• _Exercise 1_
Please say whether each statement below agrees with the op-ed on advertising and nostalgia, answering yes or no and quoting the words from the op-ed that decide it: (a) The writer holds that people want to connect less. (b) A white paper from a brand agency was one of the two things behind the rant. (c) The piece is dated December 2013.

-- start of Extract to read --

Advertising, Media Should Abhor Nostalgia - Don't Be A Dinosaur All The Time

  • by , Op-Ed Contributor, November 27, 2013
Consumers today are overwhelmed with the always-on, technology-advanced world we live in. And as a result, we are starting to see a paradigm shift where consumers are actually tuning off and disconnected from their phones, tablets and laptops.

It’s a trend being led by nostalgic feelings and belief that life was simpler before everything became digitally connected. A characteristic of this trend is a desire to actually connect with people in more genuine, face-to-face settings. People are craving authenticity that can only be achieved from disconnecting from the devices that bind, yet distract, us. And, if you believe any of the ridiculousness you just read, I am also selling some oceanfront property in Arizona (and Switzerland).

A great marketer should abhor the above assertions and reject this type of consumers-want-to-disconnect thinking in advertising and media agencies. Going back to the less digitally connected times is not an option. I would argue that this thinking is an innate resistance from the marketer to learn and adapt. Quite frankly, it’s lazy thinking and it’s been used time and again in brainstorms and boardrooms since advertising was considered a thing.

People do not want to connect less. What they want is control over how and when they connect. They want those connections to be well-considered connections.



Two things inspired the above rant: a white paper from a brand agency and a recent experience working alongside a large ad agency. Within the course of two weeks, I read and heard senior-level strategists and planners assert that consumers want to disconnect from their devices. Let’s consider why this is ridiculous.

The market can tell us a lot about cultural behavior. Twitter’s stock price and news of Facebook’s rejected offer of $3B to SnapChat (remember the selling price of Instagram?) should be enough proof. Let’s look at a perceived downside of people being always on. We’ve all seen it, people sitting around a table in a restaurant or café. A group of friends are together in one physical space, yet almost silent while typing or scrolling on their phones. It seems so impersonal to be with friends and not interacting with them face-to-face.

However, here’s another angle, maybe they are so comfortable together that words are not needed. Perhaps when people are sitting around a table and not chatting, yet on their devices, they are not ignoring a conversation between themselves, but actually extending the conversation to those friends that cannot be there in person. Possibly, they are sharing more and connecting more. Here’s a takeaway: Consumers are connecting more, it means just as much as it always has throughout history, and they like it. In fact, they love it, which is why Twitter and Facebook are delighting the stock market.

-- end of Extract to read --

• _Exercise 2_
Quote the rows from their first line through the line containing "confidence-chart-title: Economic confidence", with both ends included.

-- start of Exercise inputs --

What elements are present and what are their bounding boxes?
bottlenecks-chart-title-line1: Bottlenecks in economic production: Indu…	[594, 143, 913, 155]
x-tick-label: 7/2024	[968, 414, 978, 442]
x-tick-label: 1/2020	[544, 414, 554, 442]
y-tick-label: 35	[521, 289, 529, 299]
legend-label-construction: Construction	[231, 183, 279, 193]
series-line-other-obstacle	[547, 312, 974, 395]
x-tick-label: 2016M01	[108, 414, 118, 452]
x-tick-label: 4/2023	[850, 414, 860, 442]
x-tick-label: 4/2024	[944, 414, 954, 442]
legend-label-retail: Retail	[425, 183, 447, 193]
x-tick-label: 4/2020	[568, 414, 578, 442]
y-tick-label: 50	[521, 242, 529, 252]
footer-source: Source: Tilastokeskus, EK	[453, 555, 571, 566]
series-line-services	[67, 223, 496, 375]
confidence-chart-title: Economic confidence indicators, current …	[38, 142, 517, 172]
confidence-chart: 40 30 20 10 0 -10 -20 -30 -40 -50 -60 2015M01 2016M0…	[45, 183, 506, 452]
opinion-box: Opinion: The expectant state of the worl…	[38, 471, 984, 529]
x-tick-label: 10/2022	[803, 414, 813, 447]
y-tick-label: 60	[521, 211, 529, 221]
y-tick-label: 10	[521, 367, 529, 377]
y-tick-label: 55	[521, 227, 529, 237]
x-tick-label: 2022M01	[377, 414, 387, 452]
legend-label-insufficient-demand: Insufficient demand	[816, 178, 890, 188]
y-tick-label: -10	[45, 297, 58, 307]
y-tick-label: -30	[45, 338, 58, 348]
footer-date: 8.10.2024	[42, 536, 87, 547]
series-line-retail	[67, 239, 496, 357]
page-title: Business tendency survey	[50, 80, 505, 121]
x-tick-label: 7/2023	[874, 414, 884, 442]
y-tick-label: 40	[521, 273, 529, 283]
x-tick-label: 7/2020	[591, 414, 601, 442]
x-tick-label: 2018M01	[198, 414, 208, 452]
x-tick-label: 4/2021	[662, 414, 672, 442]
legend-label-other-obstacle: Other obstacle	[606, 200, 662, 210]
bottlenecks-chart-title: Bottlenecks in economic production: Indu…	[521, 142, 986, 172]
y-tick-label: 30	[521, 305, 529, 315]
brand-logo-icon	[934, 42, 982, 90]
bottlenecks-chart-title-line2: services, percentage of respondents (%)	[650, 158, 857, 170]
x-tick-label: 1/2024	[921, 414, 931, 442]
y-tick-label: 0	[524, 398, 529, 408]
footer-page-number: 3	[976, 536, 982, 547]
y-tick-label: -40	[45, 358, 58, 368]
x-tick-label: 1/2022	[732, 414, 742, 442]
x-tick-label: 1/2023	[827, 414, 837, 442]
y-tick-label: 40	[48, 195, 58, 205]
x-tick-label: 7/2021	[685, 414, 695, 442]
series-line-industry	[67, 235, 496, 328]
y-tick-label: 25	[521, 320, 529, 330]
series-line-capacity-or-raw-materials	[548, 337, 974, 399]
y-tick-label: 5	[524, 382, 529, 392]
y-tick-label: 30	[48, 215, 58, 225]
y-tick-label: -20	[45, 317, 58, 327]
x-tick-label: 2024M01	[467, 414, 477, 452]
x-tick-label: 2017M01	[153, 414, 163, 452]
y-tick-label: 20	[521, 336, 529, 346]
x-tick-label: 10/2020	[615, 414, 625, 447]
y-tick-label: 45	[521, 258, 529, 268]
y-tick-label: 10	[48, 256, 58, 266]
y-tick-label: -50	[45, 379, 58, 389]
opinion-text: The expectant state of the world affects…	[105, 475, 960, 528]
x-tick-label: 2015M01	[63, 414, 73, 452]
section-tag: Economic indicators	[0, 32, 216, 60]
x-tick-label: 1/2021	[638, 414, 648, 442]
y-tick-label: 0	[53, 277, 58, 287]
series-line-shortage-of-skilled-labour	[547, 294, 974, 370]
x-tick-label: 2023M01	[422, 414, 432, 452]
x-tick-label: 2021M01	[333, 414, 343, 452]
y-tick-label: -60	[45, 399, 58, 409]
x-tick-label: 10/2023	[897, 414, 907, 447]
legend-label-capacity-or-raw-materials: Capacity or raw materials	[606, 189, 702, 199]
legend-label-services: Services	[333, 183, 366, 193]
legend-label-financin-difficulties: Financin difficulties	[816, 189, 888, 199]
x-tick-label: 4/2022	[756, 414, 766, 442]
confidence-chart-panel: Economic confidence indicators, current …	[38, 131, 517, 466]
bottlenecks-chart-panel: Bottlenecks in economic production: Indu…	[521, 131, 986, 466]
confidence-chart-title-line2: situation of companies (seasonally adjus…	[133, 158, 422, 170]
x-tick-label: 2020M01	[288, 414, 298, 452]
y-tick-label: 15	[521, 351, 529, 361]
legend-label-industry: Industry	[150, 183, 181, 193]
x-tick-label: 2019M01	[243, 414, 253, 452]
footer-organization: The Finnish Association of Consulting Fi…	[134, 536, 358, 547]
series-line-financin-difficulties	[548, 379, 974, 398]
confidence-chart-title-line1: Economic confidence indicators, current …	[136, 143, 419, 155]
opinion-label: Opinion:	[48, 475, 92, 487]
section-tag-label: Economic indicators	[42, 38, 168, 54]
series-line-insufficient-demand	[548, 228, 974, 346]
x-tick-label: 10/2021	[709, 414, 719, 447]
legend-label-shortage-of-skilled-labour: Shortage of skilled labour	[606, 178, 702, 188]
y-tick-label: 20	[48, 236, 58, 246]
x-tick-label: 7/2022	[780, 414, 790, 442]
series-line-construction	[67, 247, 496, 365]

-- end of Exercise inputs --

• _Written answer 1_
(a) No: "People do not want to connect less."
(b) Yes: "Two things inspired the above rant: a white paper from a brand agency and a recent experience working alongside a large ad agency."
(c) No: "November 27, 2013"

• _Written answer 2_
What elements are present and what are their bounding boxes?
bottlenecks-chart-title-line1: Bottlenecks in economic production: Indu…	[594, 143, 913, 155]
x-tick-label: 7/2024	[968, 414, 978, 442]
x-tick-label: 1/2020	[544, 414, 554, 442]
y-tick-label: 35	[521, 289, 529, 299]
legend-label-construction: Construction	[231, 183, 279, 193]
series-line-other-obstacle	[547, 312, 974, 395]
x-tick-label: 2016M01	[108, 414, 118, 452]
x-tick-label: 4/2023	[850, 414, 860, 442]
x-tick-label: 4/2024	[944, 414, 954, 442]
legend-label-retail: Retail	[425, 183, 447, 193]
x-tick-label: 4/2020	[568, 414, 578, 442]
y-tick-label: 50	[521, 242, 529, 252]
footer-source: Source: Tilastokeskus, EK	[453, 555, 571, 566]
series-line-services	[67, 223, 496, 375]
confidence-chart-title: Economic confidence indicators, current …	[38, 142, 517, 172]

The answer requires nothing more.